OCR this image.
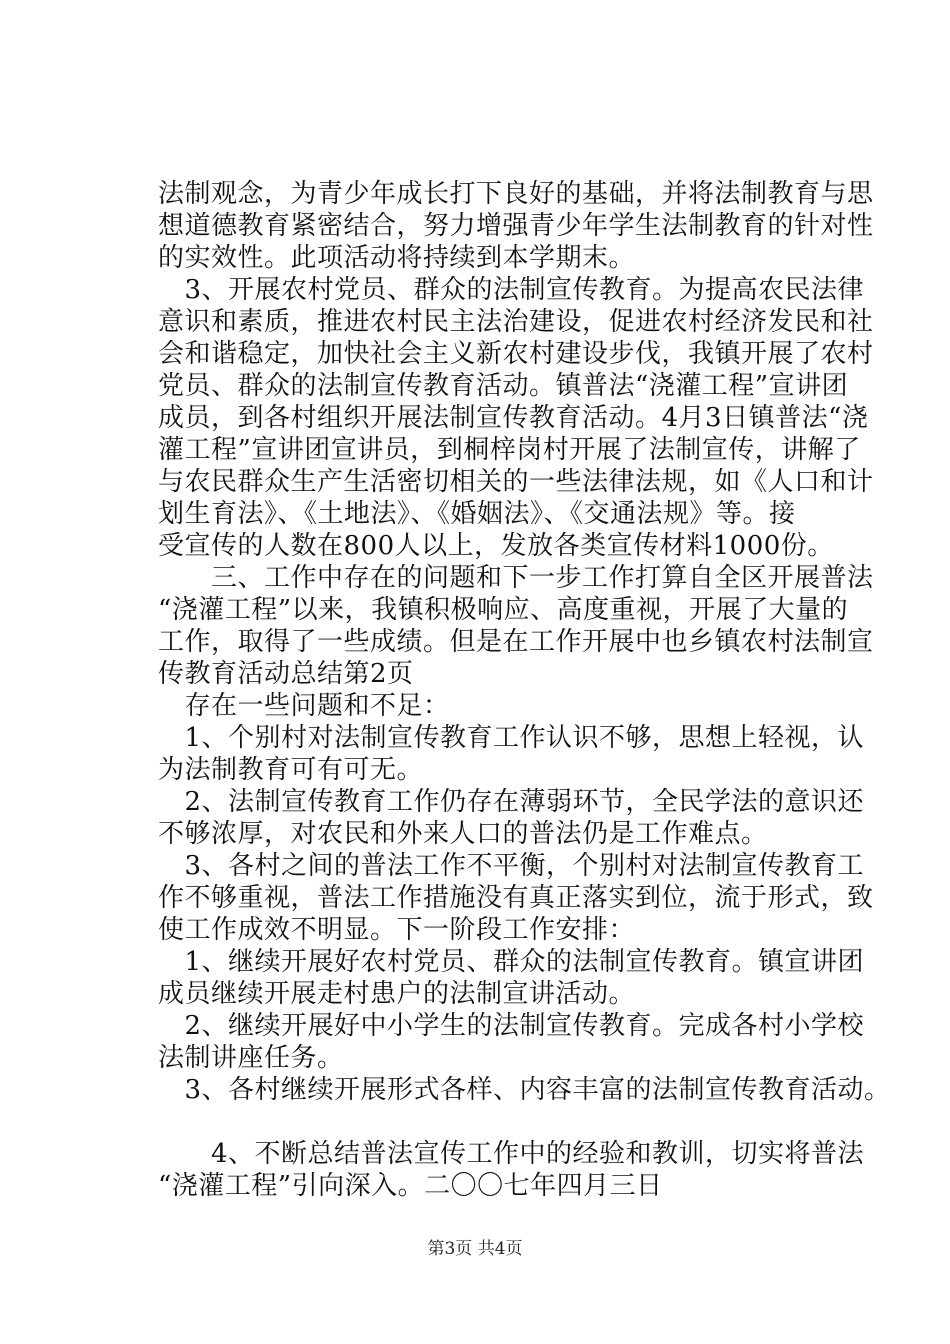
法制观念，为青少年成长打下良好的基础，并将法制教育与思
想道德教育紧密结合，努力增强青少年学生法制教育的针对性
的实效性。此项活动将持续到本学期末。
　3、开展农村党员、群众的法制宣传教育。为提高农民法律
意识和素质，推进农村民主法治建设，促进农村经济发民和社
会和谐稳定，加快社会主义新农村建设步伐，我镇开展了农村
党员、群众的法制宣传教育活动。镇普法“浇灌工程”宣讲团
成员，到各村组织开展法制宣传教育活动。4月3日镇普法“浇
灌工程”宣讲团宣讲员，到桐梓岗村开展了法制宣传，讲解了
与农民群众生产生活密切相关的一些法律法规，如《人口和计
划生育法》、《土地法》、《婚姻法》、《交通法规》等。接
受宣传的人数在800人以上，发放各类宣传材料1000份。
　　三、工作中存在的问题和下一步工作打算自全区开展普法
“浇灌工程”以来，我镇积极响应、高度重视，开展了大量的
工作，取得了一些成绩。但是在工作开展中也乡镇农村法制宣
传教育活动总结第2页
　存在一些问题和不足：
　1、个别村对法制宣传教育工作认识不够，思想上轻视，认
为法制教育可有可无。
　2、法制宣传教育工作仍存在薄弱环节，全民学法的意识还
不够浓厚，对农民和外来人口的普法仍是工作难点。
　3、各村之间的普法工作不平衡，个别村对法制宣传教育工
作不够重视，普法工作措施没有真正落实到位，流于形式，致
使工作成效不明显。下一阶段工作安排：
　1、继续开展好农村党员、群众的法制宣传教育。镇宣讲团
成员继续开展走村患户的法制宣讲活动。
　2、继续开展好中小学生的法制宣传教育。完成各村小学校
法制讲座任务。
　3、各村继续开展形式各样、内容丰富的法制宣传教育活动。
　　4、不断总结普法宣传工作中的经验和教训，切实将普法
“浇灌工程”引向深入。二〇〇七年四月三日
第3页 共4页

__________________________________________________

Directions =
Every line should be retyped exactly, with the pictures omitted.

The output =
OCR this image.
法制观念，为青少年成长打下良好的基础，并将法制教育与思
想道德教育紧密结合，努力增强青少年学生法制教育的针对性
的实效性。此项活动将持续到本学期末。
　3、开展农村党员、群众的法制宣传教育。为提高农民法律
意识和素质，推进农村民主法治建设，促进农村经济发民和社
会和谐稳定，加快社会主义新农村建设步伐，我镇开展了农村
党员、群众的法制宣传教育活动。镇普法“浇灌工程”宣讲团
成员，到各村组织开展法制宣传教育活动。4月3日镇普法“浇
灌工程”宣讲团宣讲员，到桐梓岗村开展了法制宣传，讲解了
与农民群众生产生活密切相关的一些法律法规，如《人口和计
划生育法》、《土地法》、《婚姻法》、《交通法规》等。接
受宣传的人数在800人以上，发放各类宣传材料1000份。
　　三、工作中存在的问题和下一步工作打算自全区开展普法
“浇灌工程”以来，我镇积极响应、高度重视，开展了大量的
工作，取得了一些成绩。但是在工作开展中也乡镇农村法制宣
传教育活动总结第2页
　存在一些问题和不足：
　1、个别村对法制宣传教育工作认识不够，思想上轻视，认
为法制教育可有可无。
　2、法制宣传教育工作仍存在薄弱环节，全民学法的意识还
不够浓厚，对农民和外来人口的普法仍是工作难点。
　3、各村之间的普法工作不平衡，个别村对法制宣传教育工
作不够重视，普法工作措施没有真正落实到位，流于形式，致
使工作成效不明显。下一阶段工作安排：
　1、继续开展好农村党员、群众的法制宣传教育。镇宣讲团
成员继续开展走村患户的法制宣讲活动。
　2、继续开展好中小学生的法制宣传教育。完成各村小学校
法制讲座任务。
　3、各村继续开展形式各样、内容丰富的法制宣传教育活动。
　　4、不断总结普法宣传工作中的经验和教训，切实将普法
“浇灌工程”引向深入。二〇〇七年四月三日
第3页 共4页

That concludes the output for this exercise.